**Required task**
Leave every picture out and write out the records below exactly.
* begin Provided data *
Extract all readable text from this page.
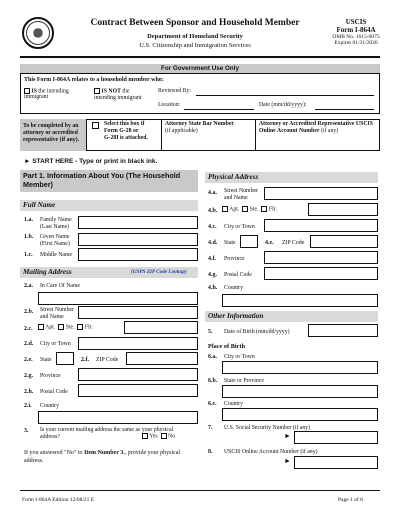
Contract Between Sponsor and Household Member
Department of Homeland Security
U.S. Citizenship and Immigration Services
USCIS
Form I-864A
OMB No. 1615-0075
Expires 01/31/2026
For Government Use Only
This Form I-864A relates to a household member who:
IS the intending immigrant
IS NOT the intending immigrant
Reviewed By:
Location:	Date (mm/dd/yyyy):
To be completed by an attorney or accredited representative (if any).
Select this box if
Form G-28 or
G-28I is attached.
Attorney State Bar Number
(if applicable)
Attorney or Accredited Representative USCIS Online Account Number (if any)
► START HERE - Type or print in black ink.
Part 1. Information About You (The Household Member)
Full Name
1.a. Family Name (Last Name)
1.b. Given Name (First Name)
1.c. Middle Name
Mailing Address	(USPS ZIP Code Lookup)
2.a. In Care Of Name
2.b. Street Number and Name
2.c.	Apt. Ste. Flr.
2.d. City or Town
2.e. State	2.f. ZIP Code
2.g. Province
2.h. Postal Code
2.i. Country
3. Is your current mailing address the same as your physical address?	Yes No
If you answered "No" to Item Number 3., provide your physical address.
Physical Address
4.a. Street Number and Name
4.b.	Apt. Ste. Flr.
4.c. City or Town
4.d. State	4.e. ZIP Code
4.f. Province
4.g. Postal Code
4.h. Country
Other Information
5. Date of Birth (mm/dd/yyyy)
Place of Birth
6.a. City or Town
6.b. State or Province
6.c. Country
7. U.S. Social Security Number (if any)
►
8. USCIS Online Account Number (if any)
►
Form I-864A Edition 12/08/21 E	Page 1 of 8
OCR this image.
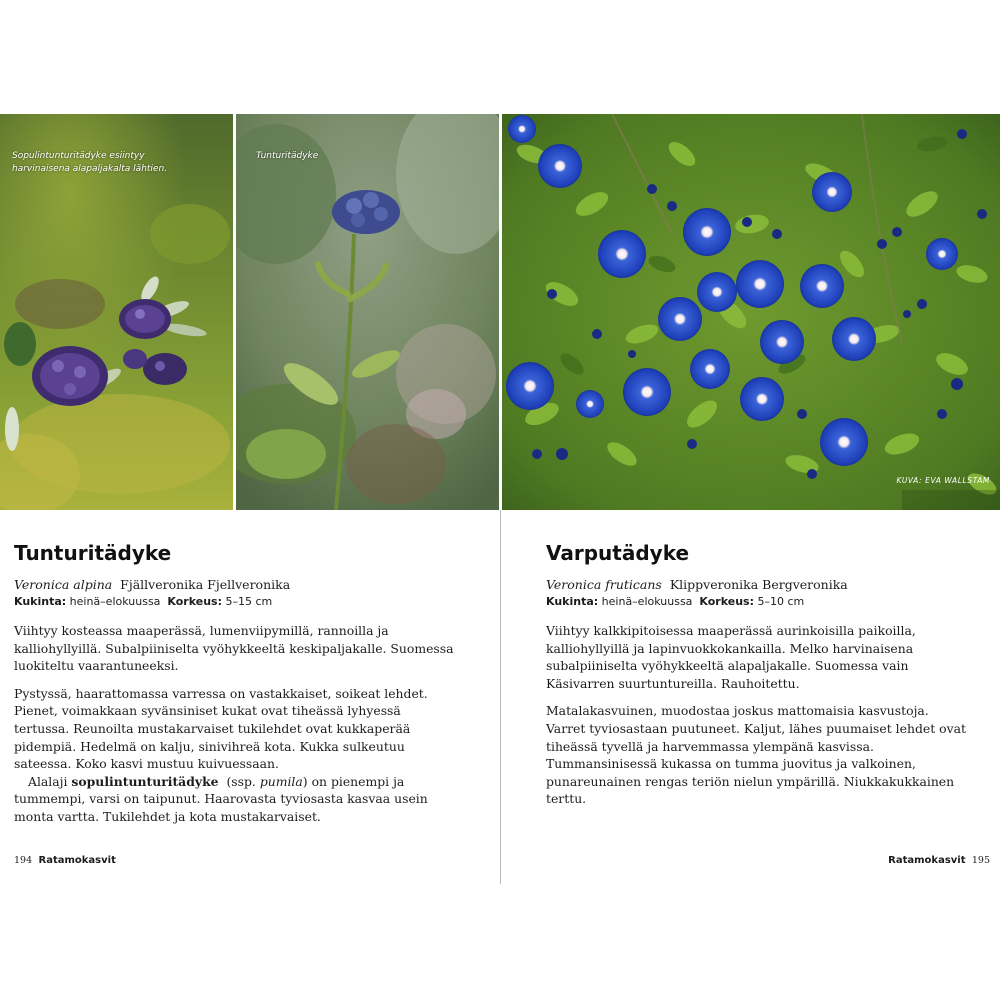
Sopulintunturitädyke esiintyy harvinaisena alapaljakalta lähtien.
Tunturitädyke
Tunturitädyke

Veronica alpina Fjällveronika Fjellveronika

Kukinta: heinä–elokuussa Korkeus: 5–15 cm

Viihtyy kosteassa maaperässä, lumenviipymillä, rannoilla ja kalliohyllyillä. Subalpiiniselta vyöhykkeeltä keskipaljakalle. Suomessa luokiteltu vaarantuneeksi.

Pystyssä, haarattomassa varressa on vastakkaiset, soikeat lehdet. Pienet, voimakkaan syvänsiniset kukat ovat tiheässä lyhyessä tertussa. Reunoilta mustakarvaiset tukilehdet ovat kukkaperää pidempiä. Hedelmä on kalju, sinivihreä kota. Kukka sulkeutuu sateessa. Koko kasvi mustuu kuivuessaan.

Alalaji sopulintunturitädyke (ssp. pumila) on pienempi ja tummempi, varsi on taipunut. Haarovasta tyviosasta kasvaa usein monta vartta. Tukilehdet ja kota mustakarvaiset.

194 Ratamokasvit
KUVA: EVA WALLSTAM
Varputädyke

Veronica fruticans Klippveronika Bergveronika

Kukinta: heinä–elokuussa Korkeus: 5–10 cm

Viihtyy kalkkipitoisessa maaperässä aurinkoisilla paikoilla, kalliohyllyillä ja lapinvuokkokankailla. Melko harvinaisena subalpiiniselta vyöhykkeeltä alapaljakalle. Suomessa vain Käsivarren suurtuntureilla. Rauhoitettu.

Matalakasvuinen, muodostaa joskus mattomaisia kasvustoja. Varret tyviosastaan puutuneet. Kaljut, lähes puumaiset lehdet ovat tiheässä tyvellä ja harvemmassa ylempänä kasvissa. Tummansinisessä kukassa on tumma juovitus ja valkoinen, punareunainen rengas teriön nielun ympärillä. Niukkakukkainen terttu.

Ratamokasvit 195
* end Provided data *
**Finished task**
Extract all readable text from this page.
Contract Between Sponsor and Household Member
Department of Homeland Security
U.S. Citizenship and Immigration Services
USCIS
Form I-864A
OMB No. 1615-0075
Expires 01/31/2026
For Government Use Only
This Form I-864A relates to a household member who:
IS the intending immigrant
IS NOT the intending immigrant
Reviewed By:
Location:	Date (mm/dd/yyyy):
To be completed by an attorney or accredited representative (if any).
Select this box if
Form G-28 or
G-28I is attached.
Attorney State Bar Number
(if applicable)
Attorney or Accredited Representative USCIS Online Account Number (if any)
► START HERE - Type or print in black ink.
Part 1. Information About You (The Household Member)
Full Name
1.a. Family Name (Last Name)
1.b. Given Name (First Name)
1.c. Middle Name
Mailing Address	(USPS ZIP Code Lookup)
2.a. In Care Of Name
2.b. Street Number and Name
2.c.	Apt. Ste. Flr.
2.d. City or Town
2.e. State	2.f. ZIP Code
2.g. Province
2.h. Postal Code
2.i. Country
3. Is your current mailing address the same as your physical address?	Yes No
If you answered "No" to Item Number 3., provide your physical address.
Physical Address
4.a. Street Number and Name
4.b.	Apt. Ste. Flr.
4.c. City or Town
4.d. State	4.e. ZIP Code
4.f. Province
4.g. Postal Code
4.h. Country
Other Information
5. Date of Birth (mm/dd/yyyy)
Place of Birth
6.a. City or Town
6.b. State or Province
6.c. Country
7. U.S. Social Security Number (if any)
►
8. USCIS Online Account Number (if any)
►
Form I-864A Edition 12/08/21 E	Page 1 of 8
OCR this image.
Sopulintunturitädyke esiintyy harvinaisena alapaljakalta lähtien.
Tunturitädyke
Tunturitädyke

Veronica alpina Fjällveronika Fjellveronika

Kukinta: heinä–elokuussa Korkeus: 5–15 cm

Viihtyy kosteassa maaperässä, lumenviipymillä, rannoilla ja kalliohyllyillä. Subalpiiniselta vyöhykkeeltä keskipaljakalle. Suomessa luokiteltu vaarantuneeksi.

Pystyssä, haarattomassa varressa on vastakkaiset, soikeat lehdet. Pienet, voimakkaan syvänsiniset kukat ovat tiheässä lyhyessä tertussa. Reunoilta mustakarvaiset tukilehdet ovat kukkaperää pidempiä. Hedelmä on kalju, sinivihreä kota. Kukka sulkeutuu sateessa. Koko kasvi mustuu kuivuessaan.

Alalaji sopulintunturitädyke (ssp. pumila) on pienempi ja tummempi, varsi on taipunut. Haarovasta tyviosasta kasvaa usein monta vartta. Tukilehdet ja kota mustakarvaiset.

194 Ratamokasvit
KUVA: EVA WALLSTAM
Varputädyke

Veronica fruticans Klippveronika Bergveronika

Kukinta: heinä–elokuussa Korkeus: 5–10 cm

Viihtyy kalkkipitoisessa maaperässä aurinkoisilla paikoilla, kalliohyllyillä ja lapinvuokkokankailla. Melko harvinaisena subalpiiniselta vyöhykkeeltä alapaljakalle. Suomessa vain Käsivarren suurtuntureilla. Rauhoitettu.

Matalakasvuinen, muodostaa joskus mattomaisia kasvustoja. Varret tyviosastaan puutuneet. Kaljut, lähes puumaiset lehdet ovat tiheässä tyvellä ja harvemmassa ylempänä kasvissa. Tummansinisessä kukassa on tumma juovitus ja valkoinen, punareunainen rengas teriön nielun ympärillä. Niukkakukkainen terttu.

Ratamokasvit 195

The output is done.